Your task |
Copy out all lines carrying the word "giardino".
### Excerpted data
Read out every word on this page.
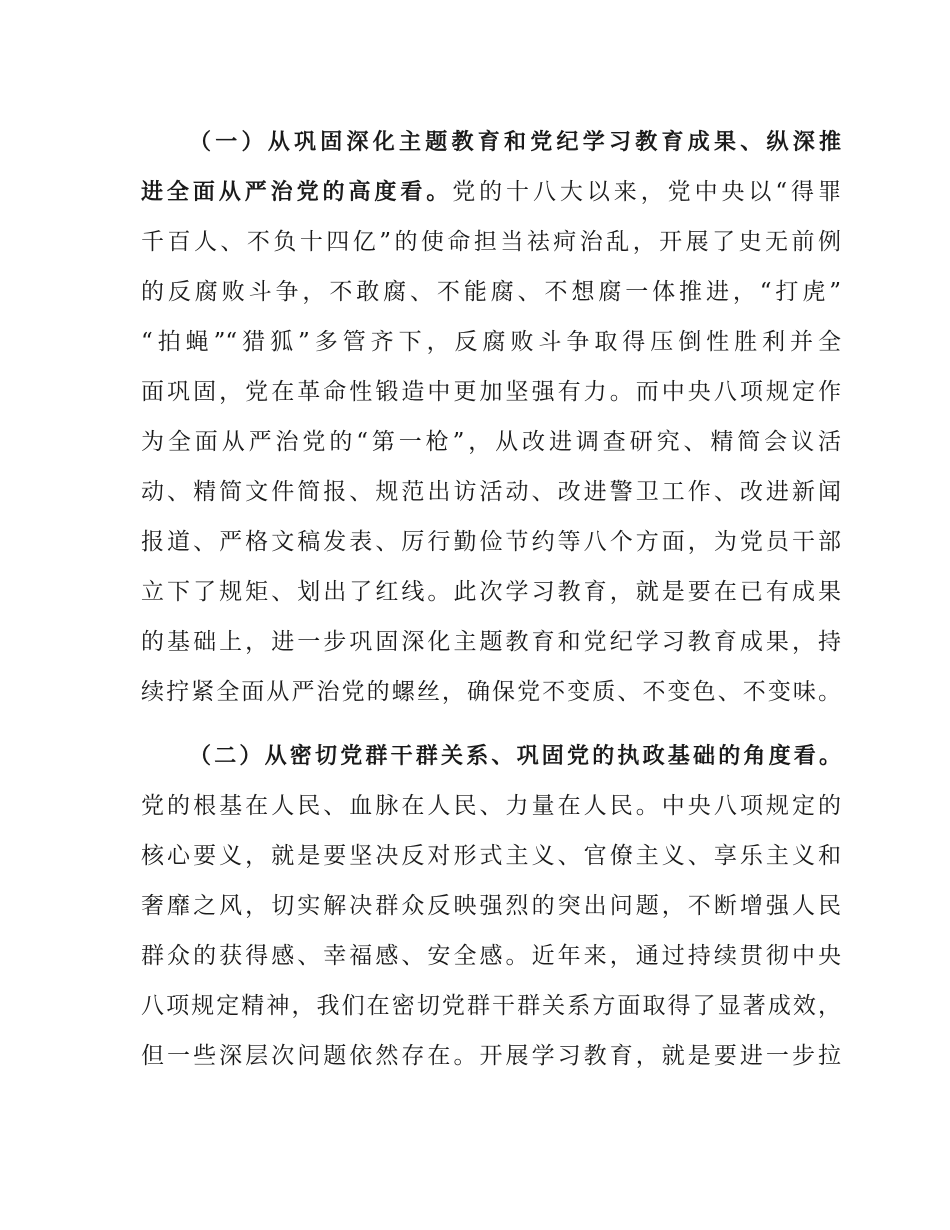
（一）从巩固深化主题教育和党纪学习教育成果、纵深推
进全面从严治党的高度看。党的十八大以来，党中央以“得罪
千百人、不负十四亿”的使命担当祛疴治乱，开展了史无前例
的反腐败斗争，不敢腐、不能腐、不想腐一体推进，“打虎”
“拍蝇”“猎狐”多管齐下，反腐败斗争取得压倒性胜利并全
面巩固，党在革命性锻造中更加坚强有力。而中央八项规定作
为全面从严治党的“第一枪”，从改进调查研究、精简会议活
动、精简文件简报、规范出访活动、改进警卫工作、改进新闻
报道、严格文稿发表、厉行勤俭节约等八个方面，为党员干部
立下了规矩、划出了红线。此次学习教育，就是要在已有成果
的基础上，进一步巩固深化主题教育和党纪学习教育成果，持
续拧紧全面从严治党的螺丝，确保党不变质、不变色、不变味。
（二）从密切党群干群关系、巩固党的执政基础的角度看。
党的根基在人民、血脉在人民、力量在人民。中央八项规定的
核心要义，就是要坚决反对形式主义、官僚主义、享乐主义和
奢靡之风，切实解决群众反映强烈的突出问题，不断增强人民
群众的获得感、幸福感、安全感。近年来，通过持续贯彻中央
八项规定精神，我们在密切党群干群关系方面取得了显著成效，
但一些深层次问题依然存在。开展学习教育，就是要进一步拉
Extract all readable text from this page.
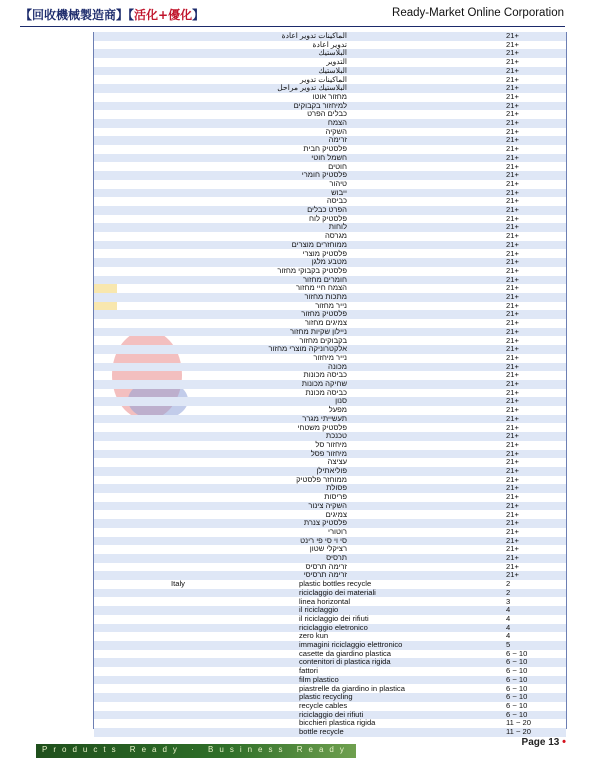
【回收機械製造商】【活化+優化】	Ready-Market Online Corporation
الماكينات تدوير اعادة	21+
تدوير اعادة	21+
البلاستيك	21+
التدوير	21+
البلاستيك	21+
الماكينات تدوير	21+
البلاستيك تدوير مراحل	21+
מחזור אוטו	21+
למיחזור בקבוקים	21+
כבלים הפרט	21+
הצמח	21+
השקיה	21+
זרימה	21+
פלסטיק חבית	21+
חשמל חוטי	21+
חוטים	21+
פלסטיק חומרי	21+
טיהור	21+
ייבוש	21+
כביסה	21+
הפרט כבלים	21+
פלסטיק לוח	21+
לוחות	21+
מגרסה	21+
ממוחזרים מוצרים	21+
פלסטיק מוצרי	21+
מטבע מלגן	21+
פלסטיק בקבוקי מחזור	21+
חומרים מחזור	21+
הצמח חיי מחזור	21+
מתכות מחזור	21+
נייר מחזור	21+
פלסטיק מחזור	21+
צמיגים מחזור	21+
ניילון שקיות מחזור	21+
בקבוקים מחזור	21+
אלקטרוניקה מוצרי מחזור	21+
נייר מיחזור	21+
מכונה	21+
כביסה מכונות	21+
שחיקה מכונות	21+
כביסה מכונת	21+
סנון	21+
מפעל	21+
תעשייתי מגרר	21+
פלסטיק משטחי	21+
טכנכת	21+
מיחזור סל	21+
מיחזור פסל	21+
עציצה	21+
פוליאתילן	21+
ממוחזר פלסטיק	21+
פסולת	21+
פריסות	21+
השקיה צינור	21+
צמיגים	21+
פלסטיק צנרת	21+
רוטורי	21+
סי וי סי פי רינט	21+
רציקלי שטון	21+
תרסיס	21+
זרימה תרסיס	21+
זרימה תרסיסי	21+
Italy	plastic bottles recycle	2
riciclaggio dei materiali	2
linea horizontal	3
il riciclaggio	4
il riciclaggio dei rifiuti	4
riciclaggio eletronico	4
zero kun	4
immagini riciclaggio elettronico	5
casette da giardino plastica	6 ~ 10
contenitori di plastica rigida	6 ~ 10
fattori	6 ~ 10
film plastico	6 ~ 10
piastrelle da giardino in plastica	6 ~ 10
plastic recycling	6 ~ 10
recycle cables	6 ~ 10
riciclaggio dei rifiuti	6 ~ 10
bicchieri plastica rigida	11 ~ 20
bottle recycle	11 ~ 20
Products Ready · Business Ready
Page 13 •
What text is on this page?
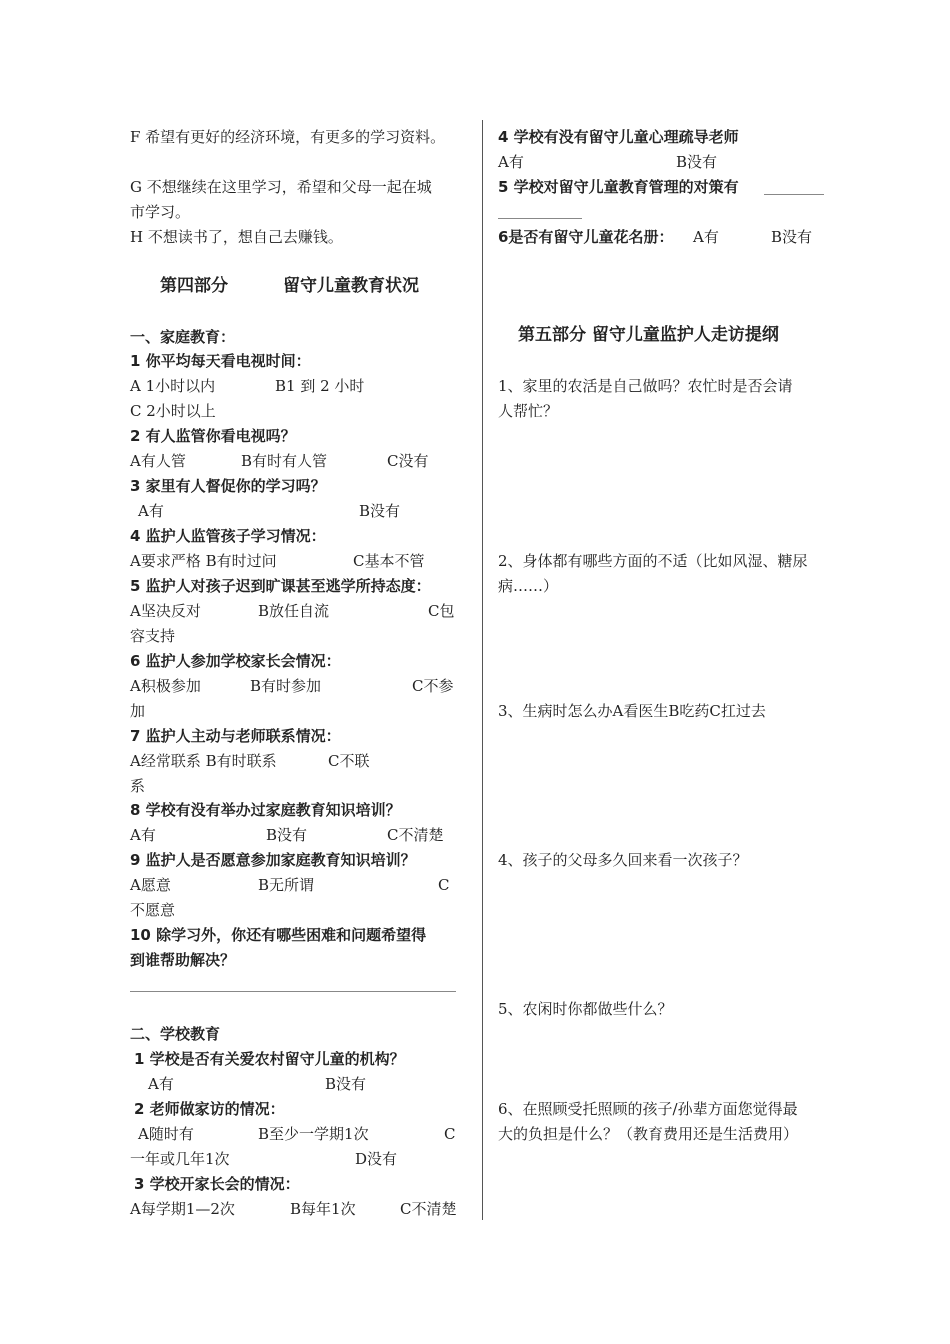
F 希望有更好的经济环境，有更多的学习资料。
G 不想继续在这里学习，希望和父母一起在城
市学习。
H 不想读书了，想自己去赚钱。
第四部分	留守儿童教育状况
一、家庭教育：
1 你平均每天看电视时间：
A 1小时以内	B1 到 2 小时
C 2小时以上
2 有人监管你看电视吗？
A有人管	B有时有人管	C没有
3 家里有人督促你的学习吗？
A有	B没有
4 监护人监管孩子学习情况：
A要求严格 B有时过问	C基本不管
5 监护人对孩子迟到旷课甚至逃学所持态度：
A坚决反对	B放任自流	C包
容支持
6 监护人参加学校家长会情况：
A积极参加	B有时参加	C不参
加
7 监护人主动与老师联系情况：
A经常联系 B有时联系	C不联
系
8 学校有没有举办过家庭教育知识培训？
A有	B没有	C不清楚
9 监护人是否愿意参加家庭教育知识培训？
A愿意	B无所谓	C
不愿意
10 除学习外，你还有哪些困难和问题希望得
到谁帮助解决？
二、学校教育
1 学校是否有关爱农村留守儿童的机构？
A有	B没有
2 老师做家访的情况：
A随时有	B至少一学期1次	C
一年或几年1次	D没有
3 学校开家长会的情况：
A每学期1—2次	B每年1次	C不清楚
4 学校有没有留守儿童心理疏导老师
A有	B没有
5 学校对留守儿童教育管理的对策有
6是否有留守儿童花名册： A有	B没有
第五部分 留守儿童监护人走访提纲
1、家里的农活是自己做吗？农忙时是否会请
人帮忙？
2、身体都有哪些方面的不适（比如风湿、糖尿
病……）
3、生病时怎么办A看医生B吃药C扛过去
4、孩子的父母多久回来看一次孩子？
5、农闲时你都做些什么？
6、在照顾受托照顾的孩子/孙辈方面您觉得最
大的负担是什么？（教育费用还是生活费用）
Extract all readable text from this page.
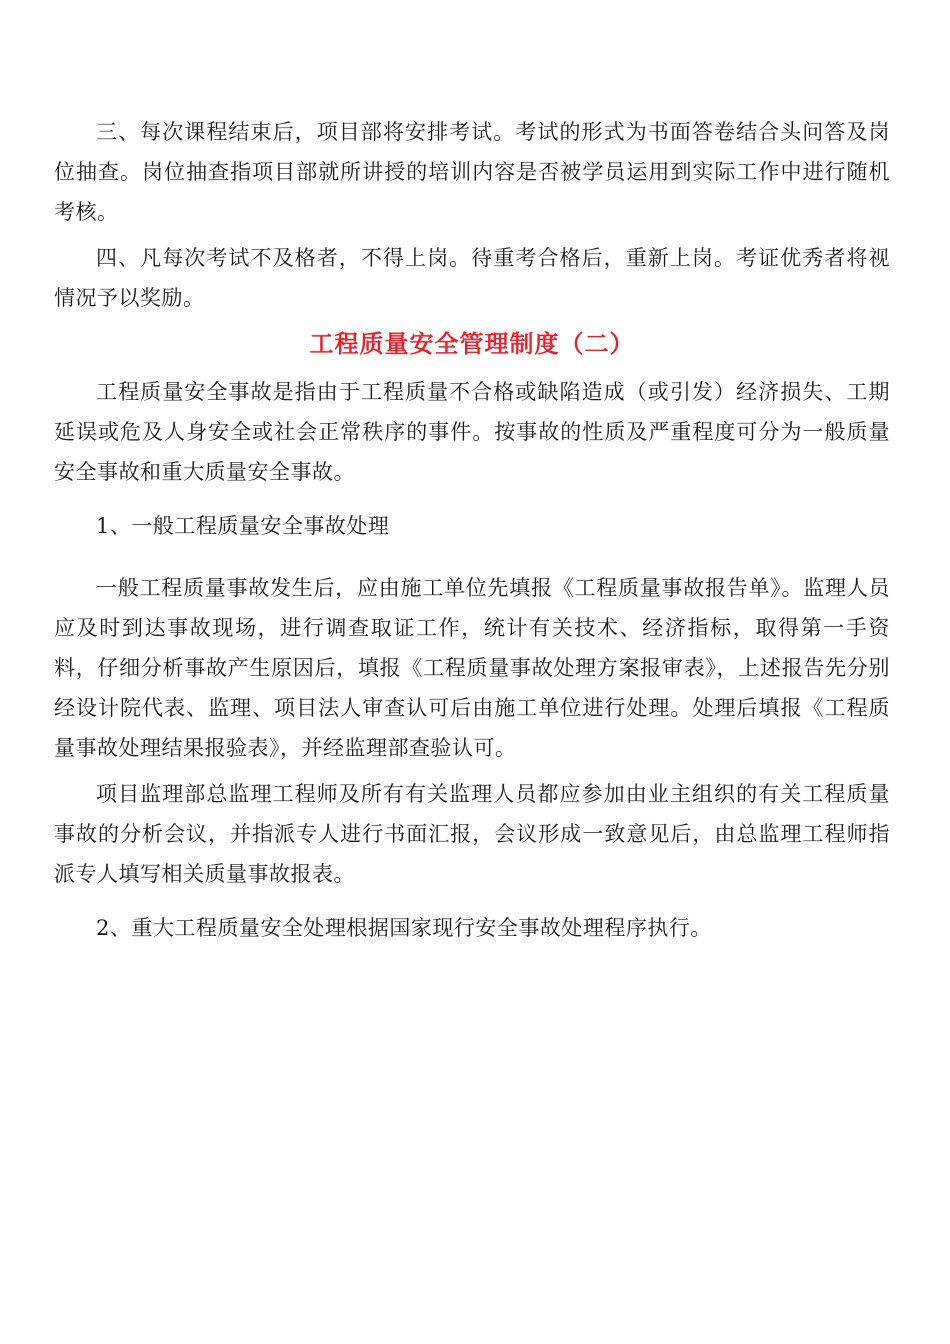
三、每次课程结束后，项目部将安排考试。考试的形式为书面答卷结合头问答及岗位抽查。岗位抽查指项目部就所讲授的培训内容是否被学员运用到实际工作中进行随机考核。

四、凡每次考试不及格者，不得上岗。待重考合格后，重新上岗。考证优秀者将视情况予以奖励。

工程质量安全管理制度（二）

工程质量安全事故是指由于工程质量不合格或缺陷造成（或引发）经济损失、工期延误或危及人身安全或社会正常秩序的事件。按事故的性质及严重程度可分为一般质量安全事故和重大质量安全事故。

1、一般工程质量安全事故处理

一般工程质量事故发生后，应由施工单位先填报《工程质量事故报告单》。监理人员应及时到达事故现场，进行调查取证工作，统计有关技术、经济指标，取得第一手资料，仔细分析事故产生原因后，填报《工程质量事故处理方案报审表》，上述报告先分别经设计院代表、监理、项目法人审查认可后由施工单位进行处理。处理后填报《工程质量事故处理结果报验表》，并经监理部查验认可。

项目监理部总监理工程师及所有有关监理人员都应参加由业主组织的有关工程质量事故的分析会议，并指派专人进行书面汇报，会议形成一致意见后，由总监理工程师指派专人填写相关质量事故报表。

2、重大工程质量安全处理根据国家现行安全事故处理程序执行。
######
In response |
casette da giardino plastica	6 ~ 10
piastrelle da giardino in plastica	6 ~ 10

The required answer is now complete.